* **RECORDS FOR THE TASK**:
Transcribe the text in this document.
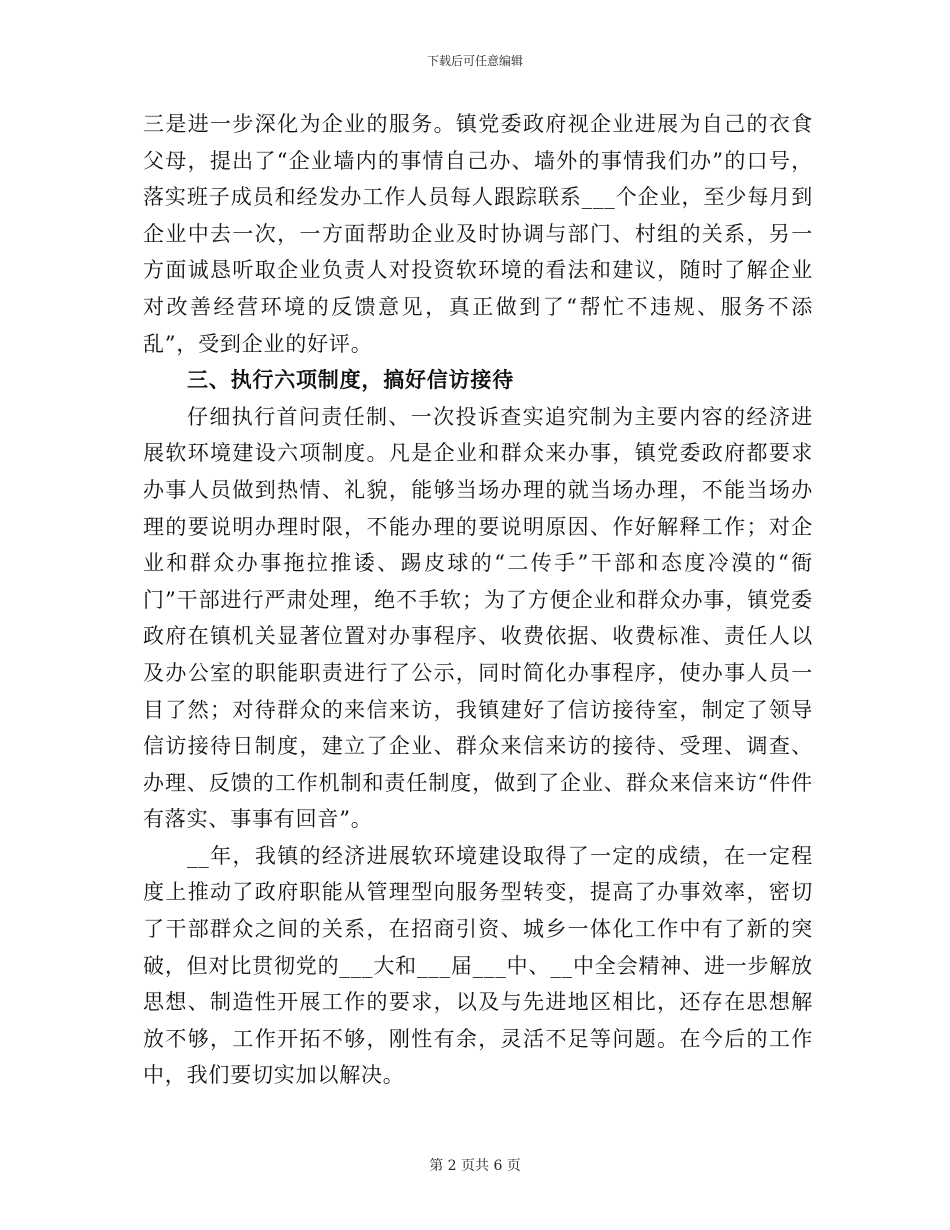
下载后可任意编辑

三是进一步深化为企业的服务。镇党委政府视企业进展为自己的衣食父母，提出了“企业墙内的事情自己办、墙外的事情我们办”的口号，落实班子成员和经发办工作人员每人跟踪联系___个企业，至少每月到企业中去一次，一方面帮助企业及时协调与部门、村组的关系，另一方面诚恳听取企业负责人对投资软环境的看法和建议，随时了解企业对改善经营环境的反馈意见，真正做到了“帮忙不违规、服务不添乱”，受到企业的好评。

三、执行六项制度，搞好信访接待

仔细执行首问责任制、一次投诉查实追究制为主要内容的经济进展软环境建设六项制度。凡是企业和群众来办事，镇党委政府都要求办事人员做到热情、礼貌，能够当场办理的就当场办理，不能当场办理的要说明办理时限，不能办理的要说明原因、作好解释工作；对企业和群众办事拖拉推诿、踢皮球的“二传手”干部和态度冷漠的“衙门”干部进行严肃处理，绝不手软；为了方便企业和群众办事，镇党委政府在镇机关显著位置对办事程序、收费依据、收费标准、责任人以及办公室的职能职责进行了公示，同时简化办事程序，使办事人员一目了然；对待群众的来信来访，我镇建好了信访接待室，制定了领导信访接待日制度，建立了企业、群众来信来访的接待、受理、调查、办理、反馈的工作机制和责任制度，做到了企业、群众来信来访“件件有落实、事事有回音”。

__年，我镇的经济进展软环境建设取得了一定的成绩，在一定程度上推动了政府职能从管理型向服务型转变，提高了办事效率，密切了干部群众之间的关系，在招商引资、城乡一体化工作中有了新的突破，但对比贯彻党的___大和___届___中、__中全会精神、进一步解放思想、制造性开展工作的要求，以及与先进地区相比，还存在思想解放不够，工作开拓不够，刚性有余，灵活不足等问题。在今后的工作中，我们要切实加以解决。

第 2 页共 6 页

* **WHAT TO DO**: Reproduce the whole listing word for word, setting aside any pictures.

* **RESPONSE FOR THIS EXERCISE**:
Transcribe the text in this document.
下载后可任意编辑

三是进一步深化为企业的服务。镇党委政府视企业进展为自己的衣食父母，提出了“企业墙内的事情自己办、墙外的事情我们办”的口号，落实班子成员和经发办工作人员每人跟踪联系___个企业，至少每月到企业中去一次，一方面帮助企业及时协调与部门、村组的关系，另一方面诚恳听取企业负责人对投资软环境的看法和建议，随时了解企业对改善经营环境的反馈意见，真正做到了“帮忙不违规、服务不添乱”，受到企业的好评。

三、执行六项制度，搞好信访接待

仔细执行首问责任制、一次投诉查实追究制为主要内容的经济进展软环境建设六项制度。凡是企业和群众来办事，镇党委政府都要求办事人员做到热情、礼貌，能够当场办理的就当场办理，不能当场办理的要说明办理时限，不能办理的要说明原因、作好解释工作；对企业和群众办事拖拉推诿、踢皮球的“二传手”干部和态度冷漠的“衙门”干部进行严肃处理，绝不手软；为了方便企业和群众办事，镇党委政府在镇机关显著位置对办事程序、收费依据、收费标准、责任人以及办公室的职能职责进行了公示，同时简化办事程序，使办事人员一目了然；对待群众的来信来访，我镇建好了信访接待室，制定了领导信访接待日制度，建立了企业、群众来信来访的接待、受理、调查、办理、反馈的工作机制和责任制度，做到了企业、群众来信来访“件件有落实、事事有回音”。

__年，我镇的经济进展软环境建设取得了一定的成绩，在一定程度上推动了政府职能从管理型向服务型转变，提高了办事效率，密切了干部群众之间的关系，在招商引资、城乡一体化工作中有了新的突破，但对比贯彻党的___大和___届___中、__中全会精神、进一步解放思想、制造性开展工作的要求，以及与先进地区相比，还存在思想解放不够，工作开拓不够，刚性有余，灵活不足等问题。在今后的工作中，我们要切实加以解决。

第 2 页共 6 页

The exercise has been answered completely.